### STORED RECORDS
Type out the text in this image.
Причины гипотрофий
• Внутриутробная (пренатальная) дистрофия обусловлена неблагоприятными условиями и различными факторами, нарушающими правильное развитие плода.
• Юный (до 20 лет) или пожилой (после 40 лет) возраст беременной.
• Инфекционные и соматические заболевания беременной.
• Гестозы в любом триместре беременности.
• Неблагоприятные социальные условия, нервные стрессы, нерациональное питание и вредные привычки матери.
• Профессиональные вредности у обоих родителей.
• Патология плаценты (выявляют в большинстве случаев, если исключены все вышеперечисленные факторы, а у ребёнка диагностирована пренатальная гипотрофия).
---
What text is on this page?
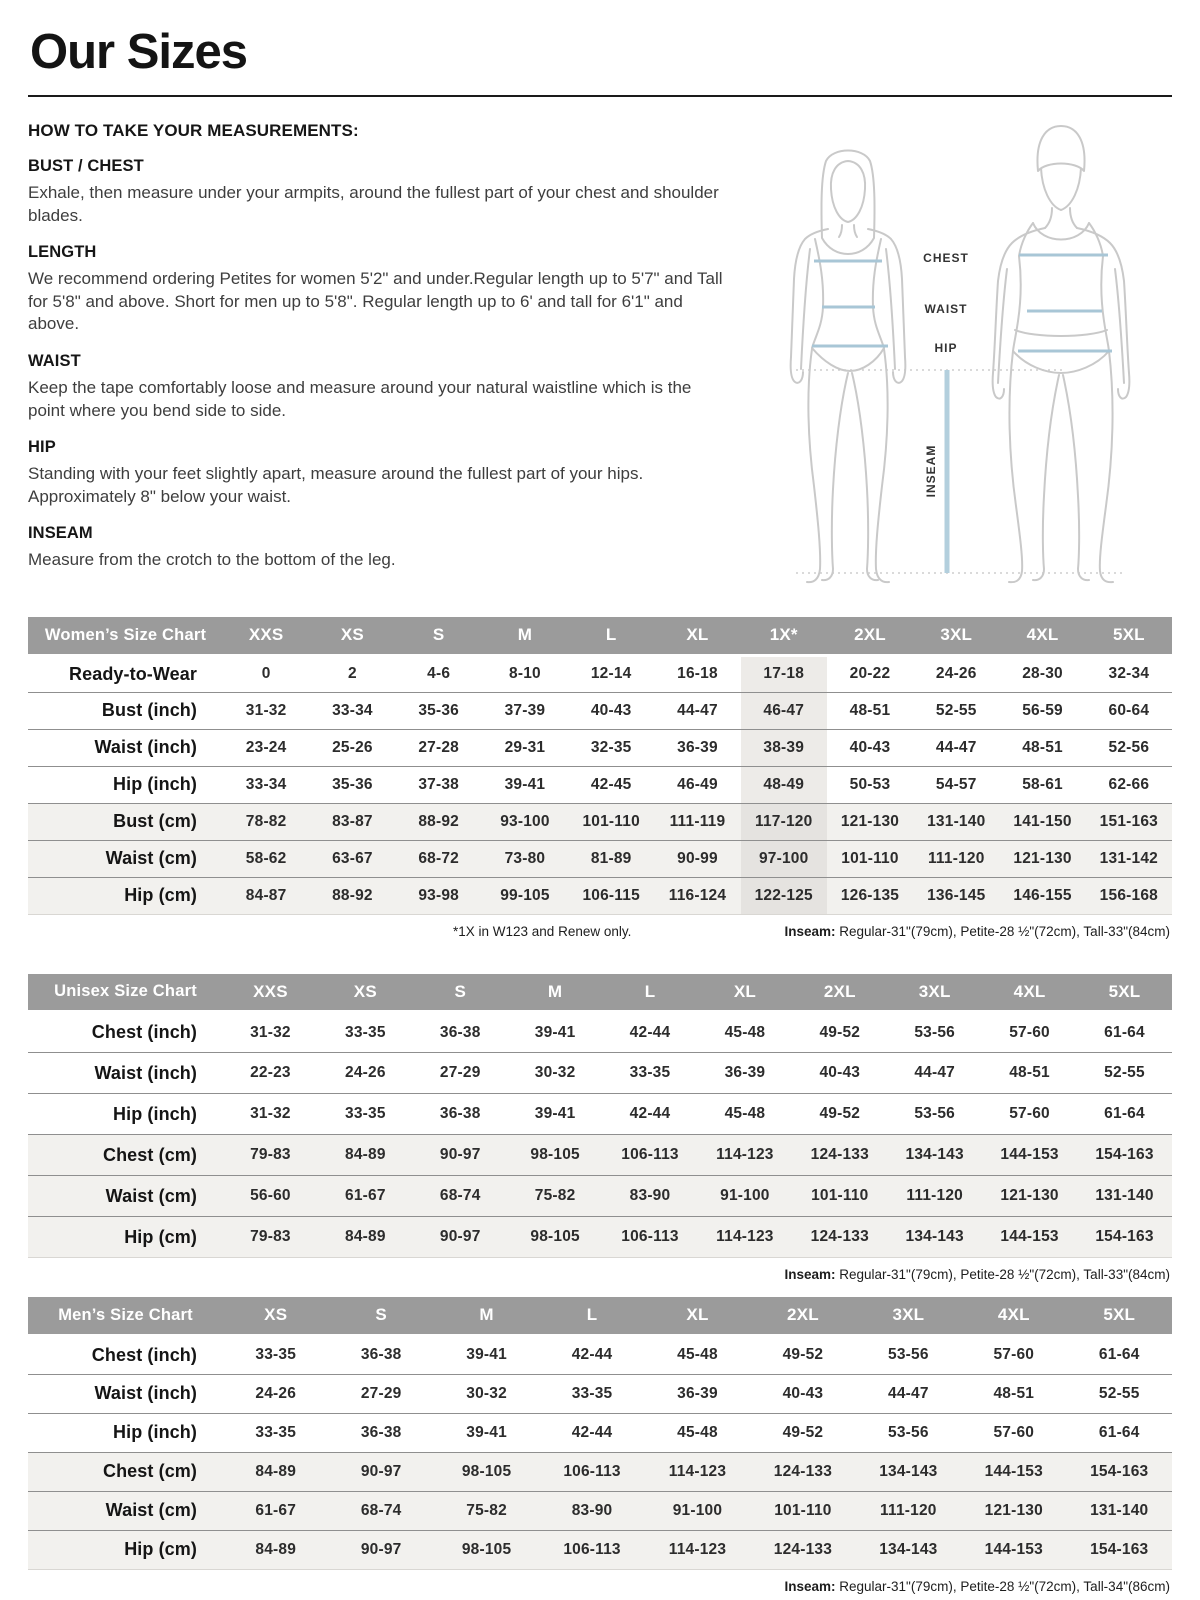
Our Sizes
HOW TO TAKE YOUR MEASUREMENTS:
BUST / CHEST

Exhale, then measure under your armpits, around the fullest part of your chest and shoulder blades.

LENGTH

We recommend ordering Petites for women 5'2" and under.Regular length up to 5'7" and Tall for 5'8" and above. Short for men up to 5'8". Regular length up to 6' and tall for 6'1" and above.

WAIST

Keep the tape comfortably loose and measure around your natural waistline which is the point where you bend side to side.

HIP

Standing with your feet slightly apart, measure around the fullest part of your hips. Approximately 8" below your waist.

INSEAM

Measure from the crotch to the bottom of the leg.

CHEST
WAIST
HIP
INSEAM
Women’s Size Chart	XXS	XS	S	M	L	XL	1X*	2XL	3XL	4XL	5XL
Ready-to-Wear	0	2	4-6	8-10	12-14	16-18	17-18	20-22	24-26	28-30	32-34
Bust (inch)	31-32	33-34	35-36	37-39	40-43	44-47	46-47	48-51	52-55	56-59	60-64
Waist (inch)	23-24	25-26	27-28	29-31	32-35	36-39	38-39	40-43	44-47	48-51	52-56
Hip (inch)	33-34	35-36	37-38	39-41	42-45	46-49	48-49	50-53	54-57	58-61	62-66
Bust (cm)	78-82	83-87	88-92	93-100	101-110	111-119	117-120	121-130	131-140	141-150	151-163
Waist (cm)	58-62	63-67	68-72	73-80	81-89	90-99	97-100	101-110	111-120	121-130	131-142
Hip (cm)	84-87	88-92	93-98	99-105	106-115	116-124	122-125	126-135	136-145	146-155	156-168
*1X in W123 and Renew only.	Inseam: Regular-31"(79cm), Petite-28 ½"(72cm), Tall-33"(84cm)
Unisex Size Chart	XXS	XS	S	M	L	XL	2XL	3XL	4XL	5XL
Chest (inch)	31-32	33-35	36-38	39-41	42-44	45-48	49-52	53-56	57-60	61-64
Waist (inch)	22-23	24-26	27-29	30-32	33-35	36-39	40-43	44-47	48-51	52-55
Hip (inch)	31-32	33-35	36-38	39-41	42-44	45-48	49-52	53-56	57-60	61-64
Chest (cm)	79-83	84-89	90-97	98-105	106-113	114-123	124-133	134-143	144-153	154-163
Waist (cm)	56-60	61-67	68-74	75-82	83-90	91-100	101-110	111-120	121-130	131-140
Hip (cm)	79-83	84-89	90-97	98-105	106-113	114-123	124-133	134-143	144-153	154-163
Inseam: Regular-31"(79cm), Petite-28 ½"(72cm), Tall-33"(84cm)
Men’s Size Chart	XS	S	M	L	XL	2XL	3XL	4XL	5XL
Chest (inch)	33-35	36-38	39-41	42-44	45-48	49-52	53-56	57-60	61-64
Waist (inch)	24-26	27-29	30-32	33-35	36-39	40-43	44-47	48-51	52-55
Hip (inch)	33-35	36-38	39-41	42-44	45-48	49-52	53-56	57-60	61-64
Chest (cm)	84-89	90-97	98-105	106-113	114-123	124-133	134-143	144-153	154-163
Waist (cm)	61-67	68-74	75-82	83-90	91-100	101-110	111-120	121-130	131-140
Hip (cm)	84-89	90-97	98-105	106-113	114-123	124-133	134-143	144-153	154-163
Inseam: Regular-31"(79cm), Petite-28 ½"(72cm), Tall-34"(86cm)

### GIVEN TASK
Count the lines of the material that include the word "беременной", then report only the total.

### FINAL ANSWER
2